_Task details_.
Repeat the material below word for word and leave out all pictures.

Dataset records

· · ·

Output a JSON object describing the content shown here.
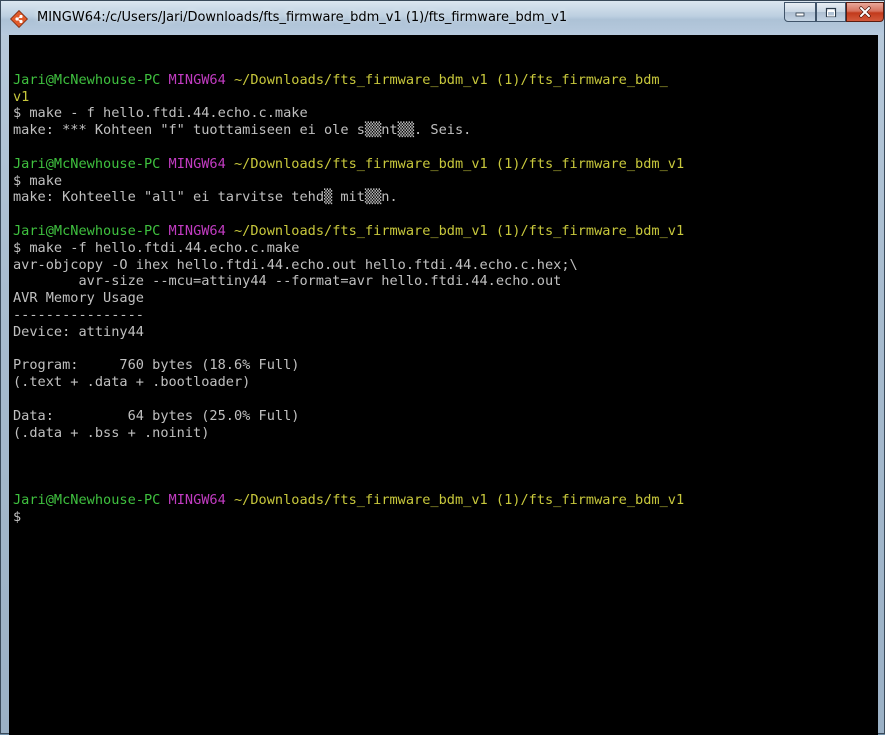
{
  "window": {
    "title": "MINGW64:/c/Users/Jari/Downloads/fts_firmware_bdm_v1 (1)/fts_firmware_bdm_v1",
    "icon": "mingw-git-icon",
    "buttons": {
      "minimize": "minimize-icon",
      "maximize": "maximize-icon",
      "close": "close-icon"
    }
  },
  "colors": {
    "user": "#3fc13f",
    "env": "#c23cc2",
    "path": "#c8c83c",
    "text": "#c0c0c0",
    "background": "#000000"
  },
  "terminal": {
    "lines": [
      {
        "segments": []
      },
      {
        "segments": [
          {
            "text": "Jari@McNewhouse-PC",
            "style": "user"
          },
          {
            "text": " ",
            "style": "out"
          },
          {
            "text": "MINGW64",
            "style": "env"
          },
          {
            "text": " ",
            "style": "out"
          },
          {
            "text": "~/Downloads/fts_firmware_bdm_v1 (1)/fts_firmware_bdm_",
            "style": "path"
          }
        ]
      },
      {
        "segments": [
          {
            "text": "v1",
            "style": "path"
          }
        ]
      },
      {
        "segments": [
          {
            "text": "$ make - f hello.ftdi.44.echo.c.make",
            "style": "out"
          }
        ]
      },
      {
        "segments": [
          {
            "text": "make: *** Kohteen \"f\" tuottamiseen ei ole s▒▒nt▒▒. Seis.",
            "style": "out"
          }
        ]
      },
      {
        "segments": []
      },
      {
        "segments": [
          {
            "text": "Jari@McNewhouse-PC",
            "style": "user"
          },
          {
            "text": " ",
            "style": "out"
          },
          {
            "text": "MINGW64",
            "style": "env"
          },
          {
            "text": " ",
            "style": "out"
          },
          {
            "text": "~/Downloads/fts_firmware_bdm_v1 (1)/fts_firmware_bdm_v1",
            "style": "path"
          }
        ]
      },
      {
        "segments": [
          {
            "text": "$ make",
            "style": "out"
          }
        ]
      },
      {
        "segments": [
          {
            "text": "make: Kohteelle \"all\" ei tarvitse tehd▒ mit▒▒n.",
            "style": "out"
          }
        ]
      },
      {
        "segments": []
      },
      {
        "segments": [
          {
            "text": "Jari@McNewhouse-PC",
            "style": "user"
          },
          {
            "text": " ",
            "style": "out"
          },
          {
            "text": "MINGW64",
            "style": "env"
          },
          {
            "text": " ",
            "style": "out"
          },
          {
            "text": "~/Downloads/fts_firmware_bdm_v1 (1)/fts_firmware_bdm_v1",
            "style": "path"
          }
        ]
      },
      {
        "segments": [
          {
            "text": "$ make -f hello.ftdi.44.echo.c.make",
            "style": "out"
          }
        ]
      },
      {
        "segments": [
          {
            "text": "avr-objcopy -O ihex hello.ftdi.44.echo.out hello.ftdi.44.echo.c.hex;\\",
            "style": "out"
          }
        ]
      },
      {
        "segments": [
          {
            "text": "        avr-size --mcu=attiny44 --format=avr hello.ftdi.44.echo.out",
            "style": "out"
          }
        ]
      },
      {
        "segments": [
          {
            "text": "AVR Memory Usage",
            "style": "out"
          }
        ]
      },
      {
        "segments": [
          {
            "text": "----------------",
            "style": "out"
          }
        ]
      },
      {
        "segments": [
          {
            "text": "Device: attiny44",
            "style": "out"
          }
        ]
      },
      {
        "segments": []
      },
      {
        "segments": [
          {
            "text": "Program:     760 bytes (18.6% Full)",
            "style": "out"
          }
        ]
      },
      {
        "segments": [
          {
            "text": "(.text + .data + .bootloader)",
            "style": "out"
          }
        ]
      },
      {
        "segments": []
      },
      {
        "segments": [
          {
            "text": "Data:         64 bytes (25.0% Full)",
            "style": "out"
          }
        ]
      },
      {
        "segments": [
          {
            "text": "(.data + .bss + .noinit)",
            "style": "out"
          }
        ]
      },
      {
        "segments": []
      },
      {
        "segments": []
      },
      {
        "segments": []
      },
      {
        "segments": [
          {
            "text": "Jari@McNewhouse-PC",
            "style": "user"
          },
          {
            "text": " ",
            "style": "out"
          },
          {
            "text": "MINGW64",
            "style": "env"
          },
          {
            "text": " ",
            "style": "out"
          },
          {
            "text": "~/Downloads/fts_firmware_bdm_v1 (1)/fts_firmware_bdm_v1",
            "style": "path"
          }
        ]
      },
      {
        "segments": [
          {
            "text": "$",
            "style": "out"
          }
        ]
      }
    ]
  }
}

· · ·

_Full response_.
Output a JSON object describing the content shown here.
{
  "window": {
    "title": "MINGW64:/c/Users/Jari/Downloads/fts_firmware_bdm_v1 (1)/fts_firmware_bdm_v1",
    "icon": "mingw-git-icon",
    "buttons": {
      "minimize": "minimize-icon",
      "maximize": "maximize-icon",
      "close": "close-icon"
    }
  },
  "colors": {
    "user": "#3fc13f",
    "env": "#c23cc2",
    "path": "#c8c83c",
    "text": "#c0c0c0",
    "background": "#000000"
  },
  "terminal": {
    "lines": [
      {
        "segments": []
      },
      {
        "segments": [
          {
            "text": "Jari@McNewhouse-PC",
            "style": "user"
          },
          {
            "text": " ",
            "style": "out"
          },
          {
            "text": "MINGW64",
            "style": "env"
          },
          {
            "text": " ",
            "style": "out"
          },
          {
            "text": "~/Downloads/fts_firmware_bdm_v1 (1)/fts_firmware_bdm_",
            "style": "path"
          }
        ]
      },
      {
        "segments": [
          {
            "text": "v1",
            "style": "path"
          }
        ]
      },
      {
        "segments": [
          {
            "text": "$ make - f hello.ftdi.44.echo.c.make",
            "style": "out"
          }
        ]
      },
      {
        "segments": [
          {
            "text": "make: *** Kohteen \"f\" tuottamiseen ei ole s▒▒nt▒▒. Seis.",
            "style": "out"
          }
        ]
      },
      {
        "segments": []
      },
      {
        "segments": [
          {
            "text": "Jari@McNewhouse-PC",
            "style": "user"
          },
          {
            "text": " ",
            "style": "out"
          },
          {
            "text": "MINGW64",
            "style": "env"
          },
          {
            "text": " ",
            "style": "out"
          },
          {
            "text": "~/Downloads/fts_firmware_bdm_v1 (1)/fts_firmware_bdm_v1",
            "style": "path"
          }
        ]
      },
      {
        "segments": [
          {
            "text": "$ make",
            "style": "out"
          }
        ]
      },
      {
        "segments": [
          {
            "text": "make: Kohteelle \"all\" ei tarvitse tehd▒ mit▒▒n.",
            "style": "out"
          }
        ]
      },
      {
        "segments": []
      },
      {
        "segments": [
          {
            "text": "Jari@McNewhouse-PC",
            "style": "user"
          },
          {
            "text": " ",
            "style": "out"
          },
          {
            "text": "MINGW64",
            "style": "env"
          },
          {
            "text": " ",
            "style": "out"
          },
          {
            "text": "~/Downloads/fts_firmware_bdm_v1 (1)/fts_firmware_bdm_v1",
            "style": "path"
          }
        ]
      },
      {
        "segments": [
          {
            "text": "$ make -f hello.ftdi.44.echo.c.make",
            "style": "out"
          }
        ]
      },
      {
        "segments": [
          {
            "text": "avr-objcopy -O ihex hello.ftdi.44.echo.out hello.ftdi.44.echo.c.hex;\\",
            "style": "out"
          }
        ]
      },
      {
        "segments": [
          {
            "text": "        avr-size --mcu=attiny44 --format=avr hello.ftdi.44.echo.out",
            "style": "out"
          }
        ]
      },
      {
        "segments": [
          {
            "text": "AVR Memory Usage",
            "style": "out"
          }
        ]
      },
      {
        "segments": [
          {
            "text": "----------------",
            "style": "out"
          }
        ]
      },
      {
        "segments": [
          {
            "text": "Device: attiny44",
            "style": "out"
          }
        ]
      },
      {
        "segments": []
      },
      {
        "segments": [
          {
            "text": "Program:     760 bytes (18.6% Full)",
            "style": "out"
          }
        ]
      },
      {
        "segments": [
          {
            "text": "(.text + .data + .bootloader)",
            "style": "out"
          }
        ]
      },
      {
        "segments": []
      },
      {
        "segments": [
          {
            "text": "Data:         64 bytes (25.0% Full)",
            "style": "out"
          }
        ]
      },
      {
        "segments": [
          {
            "text": "(.data + .bss + .noinit)",
            "style": "out"
          }
        ]
      },
      {
        "segments": []
      },
      {
        "segments": []
      },
      {
        "segments": []
      },
      {
        "segments": [
          {
            "text": "Jari@McNewhouse-PC",
            "style": "user"
          },
          {
            "text": " ",
            "style": "out"
          },
          {
            "text": "MINGW64",
            "style": "env"
          },
          {
            "text": " ",
            "style": "out"
          },
          {
            "text": "~/Downloads/fts_firmware_bdm_v1 (1)/fts_firmware_bdm_v1",
            "style": "path"
          }
        ]
      },
      {
        "segments": [
          {
            "text": "$",
            "style": "out"
          }
        ]
      }
    ]
  }
}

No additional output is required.